* [AIM OF THE EXERCISE]: Quote the records that follow in full, leaving the pictures out.

(Data listing)
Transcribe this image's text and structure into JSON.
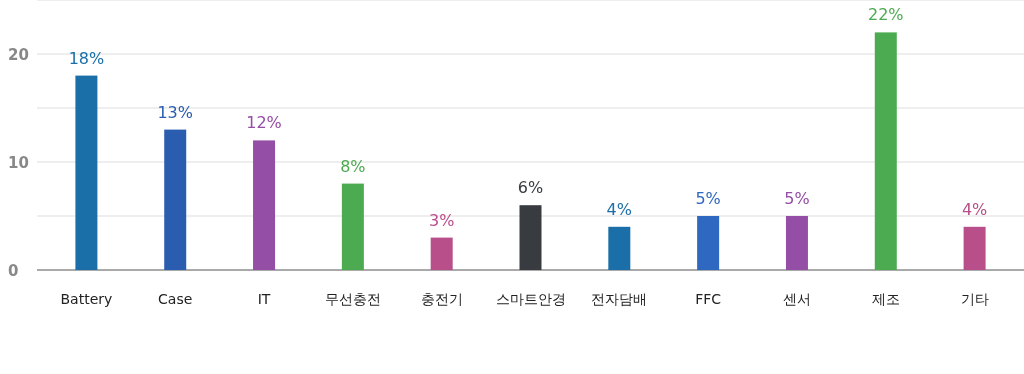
{
  "chart_data": {
    "type": "bar",
    "categories": [
      "Battery",
      "Case",
      "IT",
      "무선충전",
      "충전기",
      "스마트안경",
      "전자담배",
      "FFC",
      "센서",
      "제조",
      "기타"
    ],
    "values": [
      18,
      13,
      12,
      8,
      3,
      6,
      4,
      5,
      5,
      22,
      4
    ],
    "colors": [
      "#1b6fa8",
      "#2a5db0",
      "#944ea6",
      "#4caa50",
      "#b84f8a",
      "#383c40",
      "#1b6fa8",
      "#2f68c0",
      "#944ea6",
      "#4caa50",
      "#b84f8a"
    ],
    "value_labels": [
      "18%",
      "13%",
      "12%",
      "8%",
      "3%",
      "6%",
      "4%",
      "5%",
      "5%",
      "22%",
      "4%"
    ],
    "ylim": [
      0,
      25
    ],
    "yticks": [
      0,
      {
        "value": 5,
        "label": null
      },
      10,
      {
        "value": 15,
        "label": null
      },
      20,
      {
        "value": 25,
        "label": null
      }
    ],
    "grid": "y"
  }
}
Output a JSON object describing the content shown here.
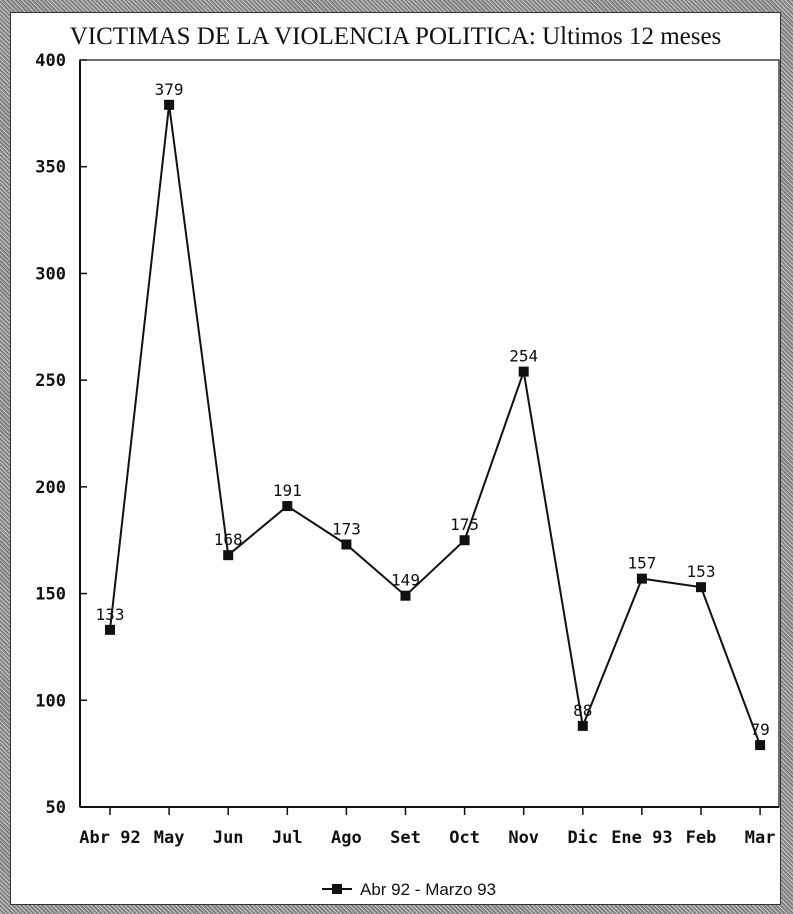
{
  "chart_data": {
    "type": "line",
    "title": "VICTIMAS DE LA VIOLENCIA POLITICA: Ultimos 12 meses",
    "categories": [
      "Abr 92",
      "May",
      "Jun",
      "Jul",
      "Ago",
      "Set",
      "Oct",
      "Nov",
      "Dic",
      "Ene 93",
      "Feb",
      "Mar"
    ],
    "series": [
      {
        "name": "Abr 92 - Marzo 93",
        "values": [
          133,
          379,
          168,
          191,
          173,
          149,
          175,
          254,
          88,
          157,
          153,
          79
        ],
        "labels": [
          "133",
          "379",
          "168",
          "191",
          "173",
          "149",
          "175",
          "254",
          "88",
          "157",
          "153",
          "79"
        ]
      }
    ],
    "yticks": [
      50,
      100,
      150,
      200,
      250,
      300,
      350,
      400
    ],
    "ylim": [
      50,
      400
    ],
    "xlabel": "",
    "ylabel": "",
    "grid": false,
    "legend_position": "bottom",
    "line_color": "#111111",
    "marker": "square"
  }
}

* [ANSWER FOR THE TASK]:
Transcribe this image's text and structure into JSON.
{
  "chart_data": {
    "type": "bar",
    "categories": [
      "Battery",
      "Case",
      "IT",
      "무선충전",
      "충전기",
      "스마트안경",
      "전자담배",
      "FFC",
      "센서",
      "제조",
      "기타"
    ],
    "values": [
      18,
      13,
      12,
      8,
      3,
      6,
      4,
      5,
      5,
      22,
      4
    ],
    "colors": [
      "#1b6fa8",
      "#2a5db0",
      "#944ea6",
      "#4caa50",
      "#b84f8a",
      "#383c40",
      "#1b6fa8",
      "#2f68c0",
      "#944ea6",
      "#4caa50",
      "#b84f8a"
    ],
    "value_labels": [
      "18%",
      "13%",
      "12%",
      "8%",
      "3%",
      "6%",
      "4%",
      "5%",
      "5%",
      "22%",
      "4%"
    ],
    "ylim": [
      0,
      25
    ],
    "yticks": [
      0,
      {
        "value": 5,
        "label": null
      },
      10,
      {
        "value": 15,
        "label": null
      },
      20,
      {
        "value": 25,
        "label": null
      }
    ],
    "grid": "y"
  }
}
Output a JSON object describing the content shown here.
{
  "chart_data": {
    "type": "line",
    "title": "VICTIMAS DE LA VIOLENCIA POLITICA: Ultimos 12 meses",
    "categories": [
      "Abr 92",
      "May",
      "Jun",
      "Jul",
      "Ago",
      "Set",
      "Oct",
      "Nov",
      "Dic",
      "Ene 93",
      "Feb",
      "Mar"
    ],
    "series": [
      {
        "name": "Abr 92 - Marzo 93",
        "values": [
          133,
          379,
          168,
          191,
          173,
          149,
          175,
          254,
          88,
          157,
          153,
          79
        ],
        "labels": [
          "133",
          "379",
          "168",
          "191",
          "173",
          "149",
          "175",
          "254",
          "88",
          "157",
          "153",
          "79"
        ]
      }
    ],
    "yticks": [
      50,
      100,
      150,
      200,
      250,
      300,
      350,
      400
    ],
    "ylim": [
      50,
      400
    ],
    "xlabel": "",
    "ylabel": "",
    "grid": false,
    "legend_position": "bottom",
    "line_color": "#111111",
    "marker": "square"
  }
}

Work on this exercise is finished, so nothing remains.